[Stored dataset items]
# # # #

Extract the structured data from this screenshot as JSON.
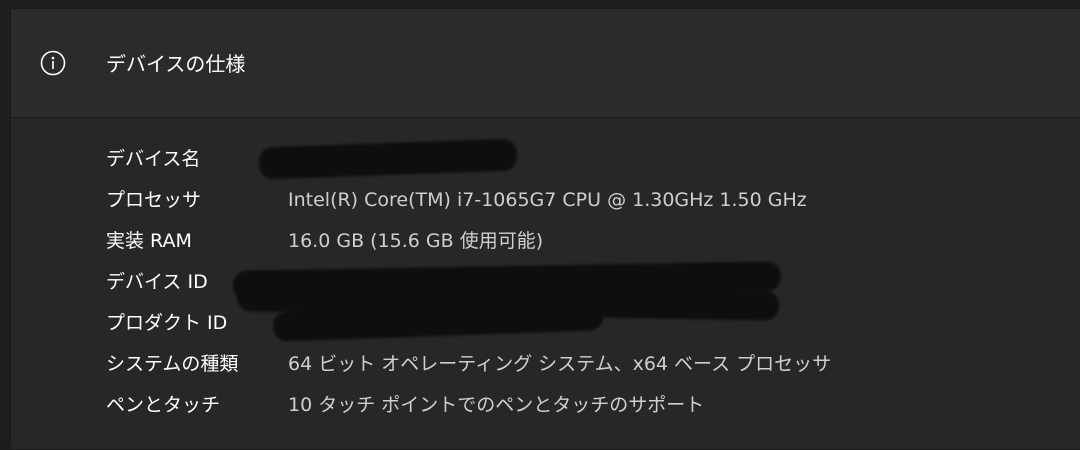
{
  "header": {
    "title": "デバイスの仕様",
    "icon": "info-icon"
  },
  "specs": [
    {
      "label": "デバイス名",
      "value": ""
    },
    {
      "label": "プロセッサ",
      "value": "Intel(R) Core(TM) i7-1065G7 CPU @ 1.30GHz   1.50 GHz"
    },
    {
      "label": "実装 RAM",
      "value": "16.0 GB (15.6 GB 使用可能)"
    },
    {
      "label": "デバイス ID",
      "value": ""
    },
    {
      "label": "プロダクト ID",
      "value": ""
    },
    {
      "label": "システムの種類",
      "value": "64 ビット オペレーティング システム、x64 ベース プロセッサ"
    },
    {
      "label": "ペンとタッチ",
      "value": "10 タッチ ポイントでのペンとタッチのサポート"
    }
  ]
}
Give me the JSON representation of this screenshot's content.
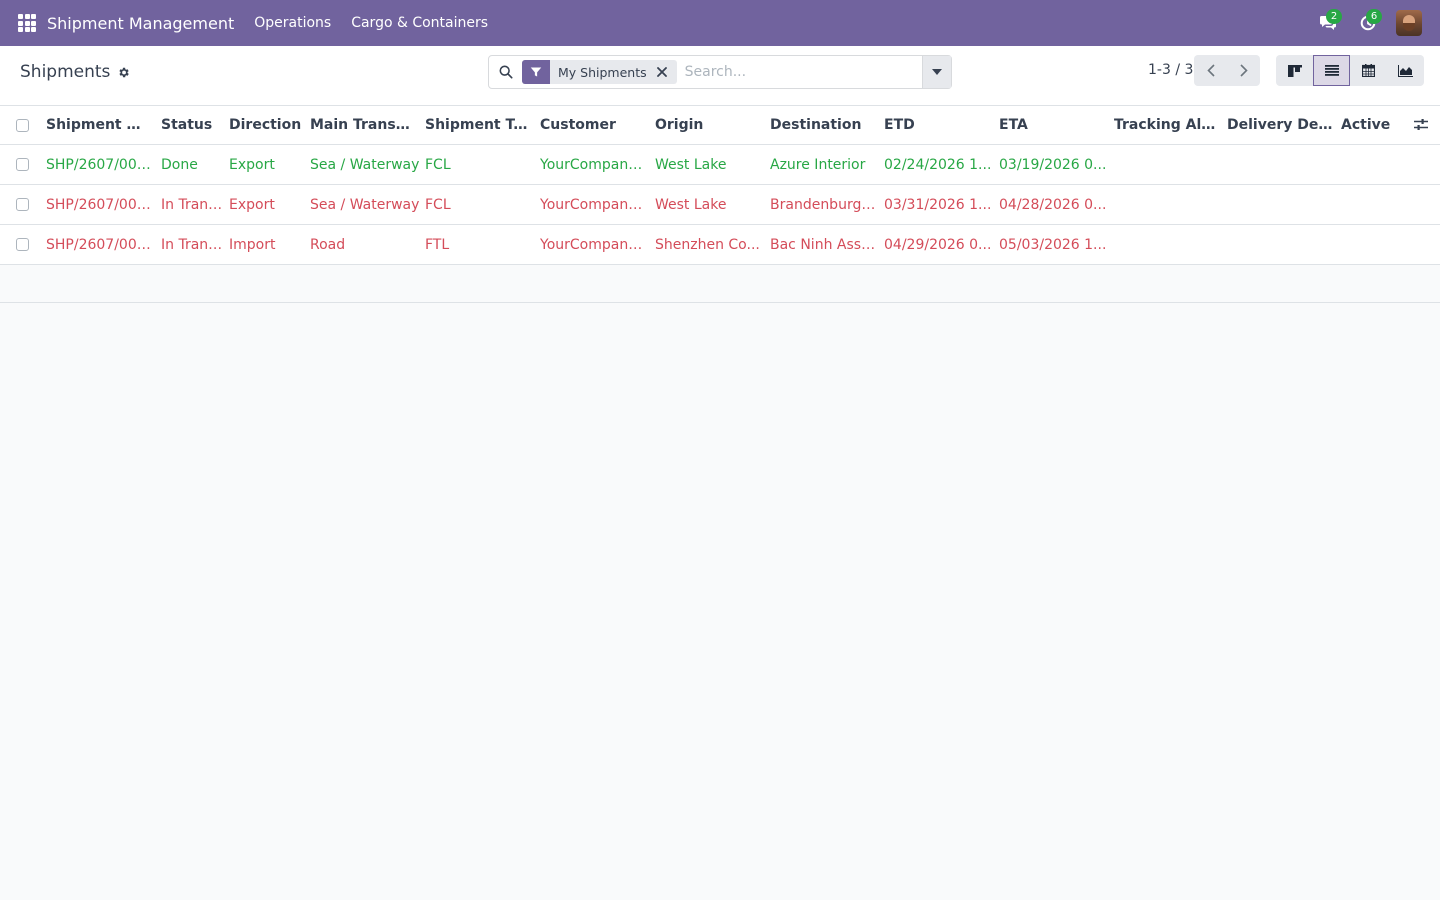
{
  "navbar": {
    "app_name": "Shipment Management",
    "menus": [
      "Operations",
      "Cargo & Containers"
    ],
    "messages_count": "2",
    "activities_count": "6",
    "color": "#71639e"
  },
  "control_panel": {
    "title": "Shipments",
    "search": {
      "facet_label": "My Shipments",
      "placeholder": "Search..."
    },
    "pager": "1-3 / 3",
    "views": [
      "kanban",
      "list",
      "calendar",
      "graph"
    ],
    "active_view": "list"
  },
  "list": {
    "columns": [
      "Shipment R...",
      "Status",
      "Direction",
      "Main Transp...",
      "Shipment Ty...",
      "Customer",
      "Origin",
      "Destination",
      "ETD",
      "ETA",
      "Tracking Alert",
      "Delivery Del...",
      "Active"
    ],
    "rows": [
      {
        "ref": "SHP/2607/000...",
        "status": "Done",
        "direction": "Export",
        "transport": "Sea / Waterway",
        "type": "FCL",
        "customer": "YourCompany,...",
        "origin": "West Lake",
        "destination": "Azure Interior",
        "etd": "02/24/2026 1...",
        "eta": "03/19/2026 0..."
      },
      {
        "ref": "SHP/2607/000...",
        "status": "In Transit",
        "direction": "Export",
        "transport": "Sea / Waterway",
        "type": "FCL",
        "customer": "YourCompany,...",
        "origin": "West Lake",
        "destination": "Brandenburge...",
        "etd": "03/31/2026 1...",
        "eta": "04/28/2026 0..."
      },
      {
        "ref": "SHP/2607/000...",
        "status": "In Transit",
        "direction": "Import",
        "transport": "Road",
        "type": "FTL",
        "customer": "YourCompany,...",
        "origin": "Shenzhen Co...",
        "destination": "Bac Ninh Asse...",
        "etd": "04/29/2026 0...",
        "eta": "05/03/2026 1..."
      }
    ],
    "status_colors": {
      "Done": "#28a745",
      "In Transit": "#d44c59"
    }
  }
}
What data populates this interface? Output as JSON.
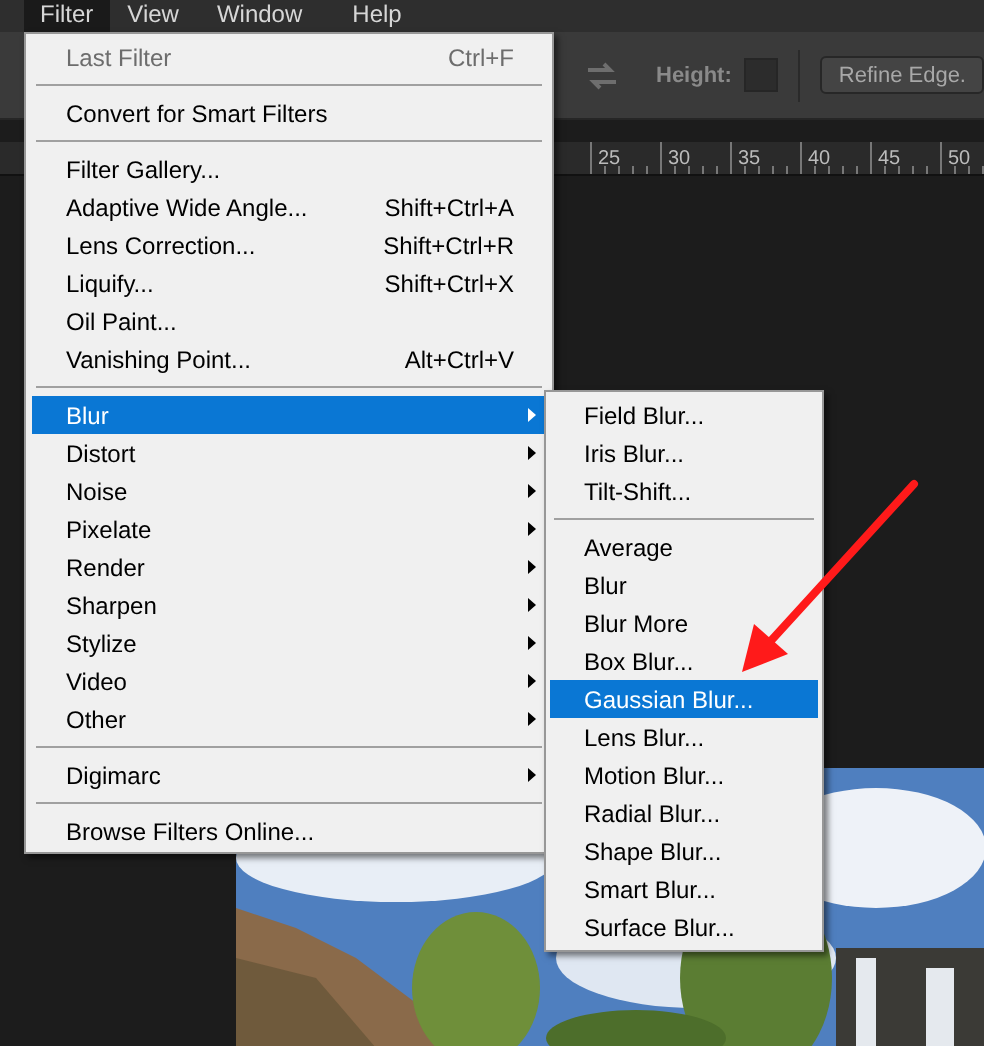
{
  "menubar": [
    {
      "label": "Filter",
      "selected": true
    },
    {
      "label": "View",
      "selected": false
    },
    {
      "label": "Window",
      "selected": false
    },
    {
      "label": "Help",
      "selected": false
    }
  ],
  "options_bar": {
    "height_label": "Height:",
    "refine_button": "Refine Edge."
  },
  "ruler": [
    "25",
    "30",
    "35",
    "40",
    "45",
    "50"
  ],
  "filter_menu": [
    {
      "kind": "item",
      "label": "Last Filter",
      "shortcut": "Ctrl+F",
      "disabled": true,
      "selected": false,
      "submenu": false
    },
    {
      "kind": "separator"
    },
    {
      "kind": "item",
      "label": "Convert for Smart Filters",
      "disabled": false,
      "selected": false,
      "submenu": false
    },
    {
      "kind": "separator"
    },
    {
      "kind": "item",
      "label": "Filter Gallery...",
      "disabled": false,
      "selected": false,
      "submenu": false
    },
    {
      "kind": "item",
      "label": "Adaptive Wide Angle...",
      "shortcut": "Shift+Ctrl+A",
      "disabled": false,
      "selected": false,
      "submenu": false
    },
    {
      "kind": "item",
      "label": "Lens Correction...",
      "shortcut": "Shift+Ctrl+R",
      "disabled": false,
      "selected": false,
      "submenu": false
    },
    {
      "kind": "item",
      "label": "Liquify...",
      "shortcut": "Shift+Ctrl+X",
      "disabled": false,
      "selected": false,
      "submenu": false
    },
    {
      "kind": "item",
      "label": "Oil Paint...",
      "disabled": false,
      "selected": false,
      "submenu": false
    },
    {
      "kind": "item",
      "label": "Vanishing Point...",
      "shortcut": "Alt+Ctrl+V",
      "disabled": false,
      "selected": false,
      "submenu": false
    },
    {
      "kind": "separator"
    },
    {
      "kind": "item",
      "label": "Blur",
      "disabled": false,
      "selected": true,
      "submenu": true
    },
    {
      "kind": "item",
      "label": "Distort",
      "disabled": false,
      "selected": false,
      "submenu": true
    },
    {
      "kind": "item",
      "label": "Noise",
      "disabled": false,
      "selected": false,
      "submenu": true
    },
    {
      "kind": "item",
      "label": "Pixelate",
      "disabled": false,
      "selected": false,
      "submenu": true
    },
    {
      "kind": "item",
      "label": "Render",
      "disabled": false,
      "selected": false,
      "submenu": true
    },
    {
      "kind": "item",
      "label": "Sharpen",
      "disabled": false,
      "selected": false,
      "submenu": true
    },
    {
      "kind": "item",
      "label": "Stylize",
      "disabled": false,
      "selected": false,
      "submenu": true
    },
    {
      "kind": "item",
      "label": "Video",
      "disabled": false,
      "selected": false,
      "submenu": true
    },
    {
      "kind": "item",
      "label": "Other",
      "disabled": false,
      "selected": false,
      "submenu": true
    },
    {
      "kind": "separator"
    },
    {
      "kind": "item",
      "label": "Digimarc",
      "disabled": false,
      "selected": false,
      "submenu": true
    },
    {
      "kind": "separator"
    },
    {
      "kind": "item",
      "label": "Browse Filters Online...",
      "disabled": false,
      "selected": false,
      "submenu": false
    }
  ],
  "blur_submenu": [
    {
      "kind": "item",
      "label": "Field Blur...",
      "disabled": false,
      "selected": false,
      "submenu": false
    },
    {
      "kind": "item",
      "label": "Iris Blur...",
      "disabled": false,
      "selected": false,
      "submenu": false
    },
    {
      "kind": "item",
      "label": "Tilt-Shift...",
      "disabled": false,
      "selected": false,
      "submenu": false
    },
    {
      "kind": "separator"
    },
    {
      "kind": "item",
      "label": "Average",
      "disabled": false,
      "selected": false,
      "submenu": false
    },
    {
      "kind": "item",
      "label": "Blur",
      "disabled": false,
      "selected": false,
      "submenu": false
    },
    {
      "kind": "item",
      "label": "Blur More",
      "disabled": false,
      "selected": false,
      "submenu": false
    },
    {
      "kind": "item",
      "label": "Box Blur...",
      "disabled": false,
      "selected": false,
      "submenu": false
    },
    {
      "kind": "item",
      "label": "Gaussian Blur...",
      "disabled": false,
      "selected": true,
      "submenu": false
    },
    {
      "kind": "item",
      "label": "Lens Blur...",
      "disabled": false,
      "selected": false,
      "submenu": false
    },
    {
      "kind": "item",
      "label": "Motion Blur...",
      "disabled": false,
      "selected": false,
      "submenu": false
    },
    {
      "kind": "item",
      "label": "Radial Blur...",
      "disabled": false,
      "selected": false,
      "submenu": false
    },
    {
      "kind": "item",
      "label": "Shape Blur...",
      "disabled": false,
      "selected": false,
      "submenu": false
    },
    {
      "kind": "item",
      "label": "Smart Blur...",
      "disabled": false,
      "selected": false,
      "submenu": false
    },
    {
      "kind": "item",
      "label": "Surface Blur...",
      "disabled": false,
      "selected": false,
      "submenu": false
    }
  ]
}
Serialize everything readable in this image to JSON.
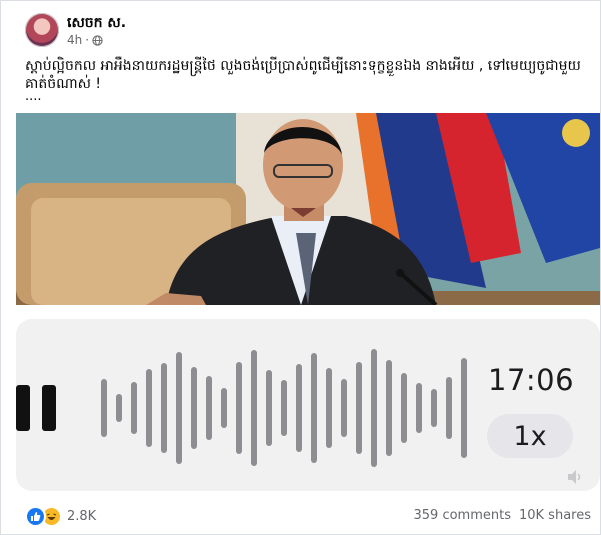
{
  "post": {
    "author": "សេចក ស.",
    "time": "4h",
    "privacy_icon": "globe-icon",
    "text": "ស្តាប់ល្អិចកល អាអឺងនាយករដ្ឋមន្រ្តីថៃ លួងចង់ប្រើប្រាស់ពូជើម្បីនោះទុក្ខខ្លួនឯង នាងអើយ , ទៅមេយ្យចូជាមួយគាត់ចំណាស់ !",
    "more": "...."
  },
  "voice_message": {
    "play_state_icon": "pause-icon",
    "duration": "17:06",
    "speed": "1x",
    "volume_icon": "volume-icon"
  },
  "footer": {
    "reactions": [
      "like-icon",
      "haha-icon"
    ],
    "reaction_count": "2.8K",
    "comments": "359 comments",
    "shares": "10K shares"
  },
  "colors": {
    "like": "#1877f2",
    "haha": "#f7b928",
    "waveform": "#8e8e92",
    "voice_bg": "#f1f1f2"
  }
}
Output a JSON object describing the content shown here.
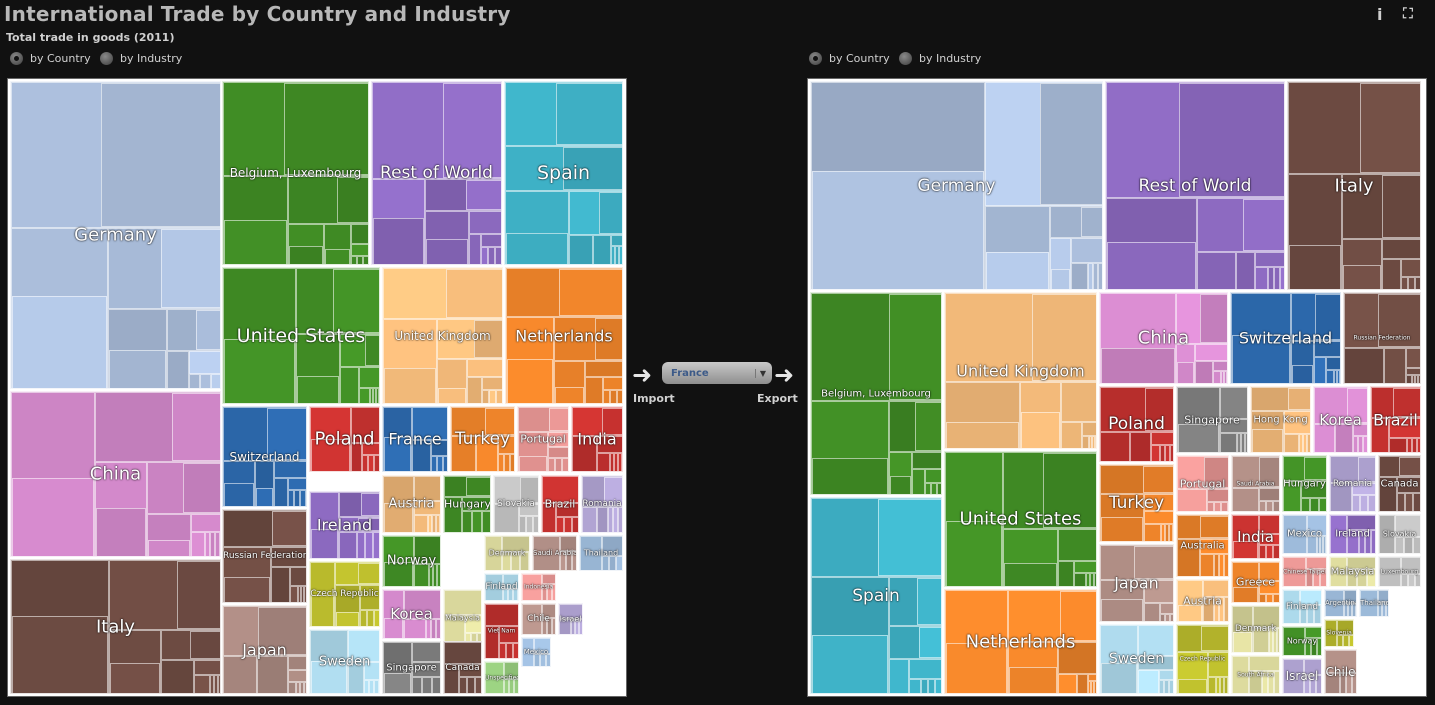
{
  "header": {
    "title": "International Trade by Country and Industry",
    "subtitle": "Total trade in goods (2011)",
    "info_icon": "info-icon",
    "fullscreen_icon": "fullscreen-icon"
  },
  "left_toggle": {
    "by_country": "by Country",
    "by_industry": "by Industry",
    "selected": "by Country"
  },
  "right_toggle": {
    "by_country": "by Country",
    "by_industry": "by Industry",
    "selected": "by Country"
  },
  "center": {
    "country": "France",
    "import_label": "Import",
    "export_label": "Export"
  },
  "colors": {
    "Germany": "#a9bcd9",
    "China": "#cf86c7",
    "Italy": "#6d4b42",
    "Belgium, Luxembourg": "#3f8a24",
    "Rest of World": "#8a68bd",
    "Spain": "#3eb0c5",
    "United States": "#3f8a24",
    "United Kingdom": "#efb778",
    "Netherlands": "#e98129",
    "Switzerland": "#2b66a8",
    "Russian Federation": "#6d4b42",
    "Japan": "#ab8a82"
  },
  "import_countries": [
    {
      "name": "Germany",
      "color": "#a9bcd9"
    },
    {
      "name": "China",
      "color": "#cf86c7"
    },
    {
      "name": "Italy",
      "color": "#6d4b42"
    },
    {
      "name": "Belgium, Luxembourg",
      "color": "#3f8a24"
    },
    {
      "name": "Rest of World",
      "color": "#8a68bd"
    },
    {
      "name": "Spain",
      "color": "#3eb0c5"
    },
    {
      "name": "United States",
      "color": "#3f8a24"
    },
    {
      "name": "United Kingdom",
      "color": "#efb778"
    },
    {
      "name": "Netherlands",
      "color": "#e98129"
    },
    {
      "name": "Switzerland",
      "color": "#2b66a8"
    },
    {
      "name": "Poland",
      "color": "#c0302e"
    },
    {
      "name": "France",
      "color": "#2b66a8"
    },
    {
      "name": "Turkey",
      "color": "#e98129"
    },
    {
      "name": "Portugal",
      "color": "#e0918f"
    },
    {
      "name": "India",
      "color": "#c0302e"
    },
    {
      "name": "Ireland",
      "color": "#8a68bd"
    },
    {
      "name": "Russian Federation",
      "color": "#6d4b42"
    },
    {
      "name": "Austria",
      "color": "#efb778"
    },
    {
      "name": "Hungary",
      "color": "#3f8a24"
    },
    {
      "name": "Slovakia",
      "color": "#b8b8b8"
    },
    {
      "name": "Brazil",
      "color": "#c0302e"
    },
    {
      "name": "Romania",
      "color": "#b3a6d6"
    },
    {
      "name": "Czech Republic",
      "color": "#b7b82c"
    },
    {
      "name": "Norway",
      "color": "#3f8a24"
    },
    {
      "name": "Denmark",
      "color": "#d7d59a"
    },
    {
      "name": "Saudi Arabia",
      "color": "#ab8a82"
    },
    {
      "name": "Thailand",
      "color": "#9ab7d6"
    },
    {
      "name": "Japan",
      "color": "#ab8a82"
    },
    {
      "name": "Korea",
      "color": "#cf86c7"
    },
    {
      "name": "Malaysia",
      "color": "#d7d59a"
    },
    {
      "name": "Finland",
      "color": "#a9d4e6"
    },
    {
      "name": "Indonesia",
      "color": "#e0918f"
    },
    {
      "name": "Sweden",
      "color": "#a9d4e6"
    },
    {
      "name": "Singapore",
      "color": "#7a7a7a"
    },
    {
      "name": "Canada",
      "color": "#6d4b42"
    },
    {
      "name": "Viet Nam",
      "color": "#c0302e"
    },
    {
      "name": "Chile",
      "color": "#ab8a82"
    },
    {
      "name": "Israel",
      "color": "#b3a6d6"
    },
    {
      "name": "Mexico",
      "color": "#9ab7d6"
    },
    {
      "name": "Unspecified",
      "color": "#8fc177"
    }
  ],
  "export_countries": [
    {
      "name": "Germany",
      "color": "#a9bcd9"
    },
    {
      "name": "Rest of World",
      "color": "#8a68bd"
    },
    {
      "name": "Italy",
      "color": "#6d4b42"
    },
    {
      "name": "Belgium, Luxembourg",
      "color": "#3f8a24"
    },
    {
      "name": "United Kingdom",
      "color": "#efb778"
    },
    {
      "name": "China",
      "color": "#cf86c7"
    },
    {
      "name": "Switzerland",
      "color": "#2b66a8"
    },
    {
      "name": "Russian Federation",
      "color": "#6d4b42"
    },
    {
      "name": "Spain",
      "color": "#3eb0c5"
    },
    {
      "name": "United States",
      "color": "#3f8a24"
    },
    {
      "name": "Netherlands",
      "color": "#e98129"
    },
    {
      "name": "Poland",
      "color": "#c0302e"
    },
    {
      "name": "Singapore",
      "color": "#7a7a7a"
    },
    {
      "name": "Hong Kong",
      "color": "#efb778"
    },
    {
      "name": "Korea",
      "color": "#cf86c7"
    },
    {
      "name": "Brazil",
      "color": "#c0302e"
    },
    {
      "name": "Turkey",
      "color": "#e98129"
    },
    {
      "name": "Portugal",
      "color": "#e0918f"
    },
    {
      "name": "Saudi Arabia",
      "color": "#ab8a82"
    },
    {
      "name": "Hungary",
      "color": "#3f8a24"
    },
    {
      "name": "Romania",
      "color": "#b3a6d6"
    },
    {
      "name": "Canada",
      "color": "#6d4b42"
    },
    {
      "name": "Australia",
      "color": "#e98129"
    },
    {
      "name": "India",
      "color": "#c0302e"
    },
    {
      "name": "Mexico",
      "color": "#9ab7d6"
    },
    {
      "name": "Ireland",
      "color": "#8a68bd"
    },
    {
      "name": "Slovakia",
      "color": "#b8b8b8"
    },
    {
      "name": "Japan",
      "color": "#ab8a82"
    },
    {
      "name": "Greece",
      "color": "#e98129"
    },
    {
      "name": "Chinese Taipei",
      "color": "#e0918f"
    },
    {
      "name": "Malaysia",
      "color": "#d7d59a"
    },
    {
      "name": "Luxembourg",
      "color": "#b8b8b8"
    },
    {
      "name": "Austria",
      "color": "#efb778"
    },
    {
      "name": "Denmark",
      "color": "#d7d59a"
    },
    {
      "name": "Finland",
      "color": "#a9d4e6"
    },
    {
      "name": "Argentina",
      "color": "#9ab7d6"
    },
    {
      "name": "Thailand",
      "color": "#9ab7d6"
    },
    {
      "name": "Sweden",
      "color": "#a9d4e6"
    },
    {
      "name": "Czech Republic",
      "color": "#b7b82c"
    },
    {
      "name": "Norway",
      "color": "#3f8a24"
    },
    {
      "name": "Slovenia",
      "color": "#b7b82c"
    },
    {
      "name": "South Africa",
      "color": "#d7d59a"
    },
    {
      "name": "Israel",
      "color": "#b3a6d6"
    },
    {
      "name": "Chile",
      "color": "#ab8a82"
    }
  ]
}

# # # #

> Exercise directions
In the material above, find the lines that contain "screenshot" and show them.

> Task answer
Extract the structured data from this screenshot as JSON.
Give me the JSON representation of this screenshot's content.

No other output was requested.